(PROBLEM TO WORK ON):
Please copy every one of the records below word for word, with each line unchanged.

(SUPPLIED DATA):

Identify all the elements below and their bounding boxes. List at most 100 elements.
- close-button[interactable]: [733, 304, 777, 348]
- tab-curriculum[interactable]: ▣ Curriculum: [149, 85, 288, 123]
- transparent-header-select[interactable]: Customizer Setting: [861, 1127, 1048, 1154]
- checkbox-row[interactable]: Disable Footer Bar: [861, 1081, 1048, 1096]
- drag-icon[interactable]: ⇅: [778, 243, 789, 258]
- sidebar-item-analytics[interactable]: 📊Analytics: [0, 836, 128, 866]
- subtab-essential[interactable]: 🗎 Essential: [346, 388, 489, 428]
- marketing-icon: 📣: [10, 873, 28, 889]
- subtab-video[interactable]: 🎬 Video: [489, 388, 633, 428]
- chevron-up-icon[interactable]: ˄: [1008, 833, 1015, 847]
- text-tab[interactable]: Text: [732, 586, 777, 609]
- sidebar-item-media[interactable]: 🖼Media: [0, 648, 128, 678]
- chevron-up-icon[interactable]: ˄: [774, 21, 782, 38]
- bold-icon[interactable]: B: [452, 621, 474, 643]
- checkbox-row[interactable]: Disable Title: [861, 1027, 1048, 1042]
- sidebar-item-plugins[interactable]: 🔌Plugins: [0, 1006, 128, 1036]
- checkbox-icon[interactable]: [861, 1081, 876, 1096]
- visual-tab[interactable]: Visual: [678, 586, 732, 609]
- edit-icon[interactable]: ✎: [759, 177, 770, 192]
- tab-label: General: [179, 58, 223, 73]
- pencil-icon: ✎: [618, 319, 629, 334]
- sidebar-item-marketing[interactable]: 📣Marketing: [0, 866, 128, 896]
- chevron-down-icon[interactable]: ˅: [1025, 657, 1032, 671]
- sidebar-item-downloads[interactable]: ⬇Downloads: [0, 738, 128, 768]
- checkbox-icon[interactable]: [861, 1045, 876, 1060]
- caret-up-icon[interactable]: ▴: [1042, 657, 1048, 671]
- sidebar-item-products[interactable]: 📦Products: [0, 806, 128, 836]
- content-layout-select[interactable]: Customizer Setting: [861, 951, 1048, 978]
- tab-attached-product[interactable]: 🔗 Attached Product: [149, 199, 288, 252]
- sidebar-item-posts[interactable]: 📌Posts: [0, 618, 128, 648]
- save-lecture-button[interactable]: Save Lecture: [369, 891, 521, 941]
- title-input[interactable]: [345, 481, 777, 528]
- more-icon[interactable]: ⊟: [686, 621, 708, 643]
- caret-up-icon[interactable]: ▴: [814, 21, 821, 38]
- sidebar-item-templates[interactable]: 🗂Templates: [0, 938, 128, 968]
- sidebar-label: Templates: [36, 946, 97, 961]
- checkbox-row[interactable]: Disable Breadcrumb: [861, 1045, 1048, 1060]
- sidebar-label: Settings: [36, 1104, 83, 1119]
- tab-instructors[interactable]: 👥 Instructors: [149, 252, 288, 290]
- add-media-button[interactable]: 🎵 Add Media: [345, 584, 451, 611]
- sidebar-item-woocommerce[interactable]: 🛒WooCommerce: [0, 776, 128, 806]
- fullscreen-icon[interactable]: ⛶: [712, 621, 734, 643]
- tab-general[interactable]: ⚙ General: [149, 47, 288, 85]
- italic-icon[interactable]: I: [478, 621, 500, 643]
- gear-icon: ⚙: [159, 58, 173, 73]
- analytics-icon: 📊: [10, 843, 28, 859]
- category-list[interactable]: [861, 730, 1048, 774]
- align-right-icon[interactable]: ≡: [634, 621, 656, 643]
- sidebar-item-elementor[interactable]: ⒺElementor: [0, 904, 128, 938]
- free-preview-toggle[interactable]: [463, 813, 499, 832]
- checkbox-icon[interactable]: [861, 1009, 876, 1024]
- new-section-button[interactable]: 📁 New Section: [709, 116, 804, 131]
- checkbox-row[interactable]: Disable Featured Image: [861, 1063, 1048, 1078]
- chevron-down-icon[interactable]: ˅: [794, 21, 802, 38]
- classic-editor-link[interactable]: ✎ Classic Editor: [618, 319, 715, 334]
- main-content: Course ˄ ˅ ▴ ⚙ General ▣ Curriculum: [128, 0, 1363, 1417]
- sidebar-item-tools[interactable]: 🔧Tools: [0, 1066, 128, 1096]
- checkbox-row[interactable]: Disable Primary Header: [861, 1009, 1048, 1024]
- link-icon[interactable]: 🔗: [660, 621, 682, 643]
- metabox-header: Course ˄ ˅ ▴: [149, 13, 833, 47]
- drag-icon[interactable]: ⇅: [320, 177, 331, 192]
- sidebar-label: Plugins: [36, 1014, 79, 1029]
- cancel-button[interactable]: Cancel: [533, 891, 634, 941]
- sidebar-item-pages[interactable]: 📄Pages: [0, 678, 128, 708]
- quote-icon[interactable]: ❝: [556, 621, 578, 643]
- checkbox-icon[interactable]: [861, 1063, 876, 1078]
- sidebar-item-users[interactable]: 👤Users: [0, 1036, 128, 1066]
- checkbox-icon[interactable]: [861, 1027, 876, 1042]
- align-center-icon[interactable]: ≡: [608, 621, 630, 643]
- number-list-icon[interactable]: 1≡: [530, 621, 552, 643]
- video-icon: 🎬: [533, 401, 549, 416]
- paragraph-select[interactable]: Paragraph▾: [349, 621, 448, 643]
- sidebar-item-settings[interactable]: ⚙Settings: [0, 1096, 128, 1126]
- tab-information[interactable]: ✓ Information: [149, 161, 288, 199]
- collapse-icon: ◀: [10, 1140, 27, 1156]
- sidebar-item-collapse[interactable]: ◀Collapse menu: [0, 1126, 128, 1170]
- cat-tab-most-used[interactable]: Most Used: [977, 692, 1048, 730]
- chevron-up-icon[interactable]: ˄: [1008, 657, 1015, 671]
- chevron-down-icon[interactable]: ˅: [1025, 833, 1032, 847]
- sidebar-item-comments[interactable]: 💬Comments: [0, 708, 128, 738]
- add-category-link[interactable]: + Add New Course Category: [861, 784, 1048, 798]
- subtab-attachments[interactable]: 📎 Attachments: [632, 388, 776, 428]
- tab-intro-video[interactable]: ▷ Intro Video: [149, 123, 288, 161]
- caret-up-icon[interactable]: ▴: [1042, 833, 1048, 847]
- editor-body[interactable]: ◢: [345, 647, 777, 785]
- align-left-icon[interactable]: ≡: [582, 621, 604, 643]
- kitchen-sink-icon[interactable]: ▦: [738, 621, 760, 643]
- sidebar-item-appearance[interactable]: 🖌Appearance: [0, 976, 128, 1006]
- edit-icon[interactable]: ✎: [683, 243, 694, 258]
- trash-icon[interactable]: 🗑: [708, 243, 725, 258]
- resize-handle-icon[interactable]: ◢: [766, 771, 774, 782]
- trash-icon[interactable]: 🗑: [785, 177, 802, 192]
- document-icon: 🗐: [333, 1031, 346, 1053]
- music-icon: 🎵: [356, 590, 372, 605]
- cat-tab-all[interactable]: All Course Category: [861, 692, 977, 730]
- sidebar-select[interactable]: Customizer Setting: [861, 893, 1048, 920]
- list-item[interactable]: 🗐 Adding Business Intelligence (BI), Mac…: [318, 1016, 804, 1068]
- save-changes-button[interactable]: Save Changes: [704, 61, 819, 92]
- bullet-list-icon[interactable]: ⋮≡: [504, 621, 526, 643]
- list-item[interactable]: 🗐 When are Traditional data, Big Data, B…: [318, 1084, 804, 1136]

(RESULT BELOW):
Identify all the elements below and their bounding boxes. List at most 100 elements.
- close-button[interactable]: [733, 304, 777, 348]
- tab-curriculum[interactable]: ▣ Curriculum: [149, 85, 288, 123]
- transparent-header-select[interactable]: Customizer Setting: [861, 1127, 1048, 1154]
- checkbox-row[interactable]: Disable Footer Bar: [861, 1081, 1048, 1096]
- drag-icon[interactable]: ⇅: [778, 243, 789, 258]
- sidebar-item-analytics[interactable]: 📊Analytics: [0, 836, 128, 866]
- subtab-essential[interactable]: 🗎 Essential: [346, 388, 489, 428]
- marketing-icon: 📣: [10, 873, 28, 889]
- subtab-video[interactable]: 🎬 Video: [489, 388, 633, 428]
- chevron-up-icon[interactable]: ˄: [1008, 833, 1015, 847]
- text-tab[interactable]: Text: [732, 586, 777, 609]
- sidebar-item-media[interactable]: 🖼Media: [0, 648, 128, 678]
- chevron-up-icon[interactable]: ˄: [774, 21, 782, 38]
- bold-icon[interactable]: B: [452, 621, 474, 643]
- checkbox-row[interactable]: Disable Title: [861, 1027, 1048, 1042]
- sidebar-item-plugins[interactable]: 🔌Plugins: [0, 1006, 128, 1036]
- checkbox-icon[interactable]: [861, 1081, 876, 1096]
- visual-tab[interactable]: Visual: [678, 586, 732, 609]
- edit-icon[interactable]: ✎: [759, 177, 770, 192]
- tab-label: General: [179, 58, 223, 73]
- pencil-icon: ✎: [618, 319, 629, 334]
- sidebar-item-marketing[interactable]: 📣Marketing: [0, 866, 128, 896]
- chevron-down-icon[interactable]: ˅: [1025, 657, 1032, 671]
- sidebar-item-downloads[interactable]: ⬇Downloads: [0, 738, 128, 768]
- checkbox-icon[interactable]: [861, 1045, 876, 1060]
- caret-up-icon[interactable]: ▴: [1042, 657, 1048, 671]
- sidebar-item-products[interactable]: 📦Products: [0, 806, 128, 836]
- content-layout-select[interactable]: Customizer Setting: [861, 951, 1048, 978]
- tab-attached-product[interactable]: 🔗 Attached Product: [149, 199, 288, 252]
- sidebar-item-posts[interactable]: 📌Posts: [0, 618, 128, 648]
- save-lecture-button[interactable]: Save Lecture: [369, 891, 521, 941]
- title-input[interactable]: [345, 481, 777, 528]
- more-icon[interactable]: ⊟: [686, 621, 708, 643]
- caret-up-icon[interactable]: ▴: [814, 21, 821, 38]
- sidebar-item-templates[interactable]: 🗂Templates: [0, 938, 128, 968]
- sidebar-label: Templates: [36, 946, 97, 961]
- checkbox-row[interactable]: Disable Breadcrumb: [861, 1045, 1048, 1060]
- sidebar-label: Settings: [36, 1104, 83, 1119]
- tab-instructors[interactable]: 👥 Instructors: [149, 252, 288, 290]
- add-media-button[interactable]: 🎵 Add Media: [345, 584, 451, 611]
- sidebar-item-woocommerce[interactable]: 🛒WooCommerce: [0, 776, 128, 806]
- fullscreen-icon[interactable]: ⛶: [712, 621, 734, 643]
- tab-general[interactable]: ⚙ General: [149, 47, 288, 85]
- italic-icon[interactable]: I: [478, 621, 500, 643]
- gear-icon: ⚙: [159, 58, 173, 73]
- analytics-icon: 📊: [10, 843, 28, 859]
- category-list[interactable]: [861, 730, 1048, 774]
- align-right-icon[interactable]: ≡: [634, 621, 656, 643]
- sidebar-item-elementor[interactable]: ⒺElementor: [0, 904, 128, 938]
- free-preview-toggle[interactable]: [463, 813, 499, 832]
- checkbox-icon[interactable]: [861, 1009, 876, 1024]
- new-section-button[interactable]: 📁 New Section: [709, 116, 804, 131]
- checkbox-row[interactable]: Disable Featured Image: [861, 1063, 1048, 1078]
- chevron-down-icon[interactable]: ˅: [794, 21, 802, 38]
- classic-editor-link[interactable]: ✎ Classic Editor: [618, 319, 715, 334]
- main-content: Course ˄ ˅ ▴ ⚙ General ▣ Curriculum: [128, 0, 1363, 1417]
- sidebar-item-tools[interactable]: 🔧Tools: [0, 1066, 128, 1096]
- checkbox-row[interactable]: Disable Primary Header: [861, 1009, 1048, 1024]
- link-icon[interactable]: 🔗: [660, 621, 682, 643]
- metabox-header: Course ˄ ˅ ▴: [149, 13, 833, 47]
- drag-icon[interactable]: ⇅: [320, 177, 331, 192]
- sidebar-label: Plugins: [36, 1014, 79, 1029]
- cancel-button[interactable]: Cancel: [533, 891, 634, 941]
- sidebar-item-pages[interactable]: 📄Pages: [0, 678, 128, 708]
- quote-icon[interactable]: ❝: [556, 621, 578, 643]
- checkbox-icon[interactable]: [861, 1063, 876, 1078]
- sidebar-item-users[interactable]: 👤Users: [0, 1036, 128, 1066]
- checkbox-icon[interactable]: [861, 1027, 876, 1042]
- align-center-icon[interactable]: ≡: [608, 621, 630, 643]
- number-list-icon[interactable]: 1≡: [530, 621, 552, 643]
- video-icon: 🎬: [533, 401, 549, 416]
- paragraph-select[interactable]: Paragraph▾: [349, 621, 448, 643]
- sidebar-item-settings[interactable]: ⚙Settings: [0, 1096, 128, 1126]
- tab-information[interactable]: ✓ Information: [149, 161, 288, 199]
- collapse-icon: ◀: [10, 1140, 27, 1156]
- sidebar-item-collapse[interactable]: ◀Collapse menu: [0, 1126, 128, 1170]
- cat-tab-most-used[interactable]: Most Used: [977, 692, 1048, 730]
- chevron-up-icon[interactable]: ˄: [1008, 657, 1015, 671]
- chevron-down-icon[interactable]: ˅: [1025, 833, 1032, 847]
- sidebar-item-comments[interactable]: 💬Comments: [0, 708, 128, 738]
- add-category-link[interactable]: + Add New Course Category: [861, 784, 1048, 798]
- subtab-attachments[interactable]: 📎 Attachments: [632, 388, 776, 428]
- tab-intro-video[interactable]: ▷ Intro Video: [149, 123, 288, 161]
- caret-up-icon[interactable]: ▴: [1042, 833, 1048, 847]
- editor-body[interactable]: ◢: [345, 647, 777, 785]
- align-left-icon[interactable]: ≡: [582, 621, 604, 643]
- kitchen-sink-icon[interactable]: ▦: [738, 621, 760, 643]
- sidebar-item-appearance[interactable]: 🖌Appearance: [0, 976, 128, 1006]
- edit-icon[interactable]: ✎: [683, 243, 694, 258]
- trash-icon[interactable]: 🗑: [708, 243, 725, 258]
- resize-handle-icon[interactable]: ◢: [766, 771, 774, 782]
- trash-icon[interactable]: 🗑: [785, 177, 802, 192]
- document-icon: 🗐: [333, 1031, 346, 1053]
- music-icon: 🎵: [356, 590, 372, 605]
- cat-tab-all[interactable]: All Course Category: [861, 692, 977, 730]
- sidebar-select[interactable]: Customizer Setting: [861, 893, 1048, 920]
- list-item[interactable]: 🗐 Adding Business Intelligence (BI), Mac…: [318, 1016, 804, 1068]
- save-changes-button[interactable]: Save Changes: [704, 61, 819, 92]
- bullet-list-icon[interactable]: ⋮≡: [504, 621, 526, 643]
- list-item[interactable]: 🗐 When are Traditional data, Big Data, B…: [318, 1084, 804, 1136]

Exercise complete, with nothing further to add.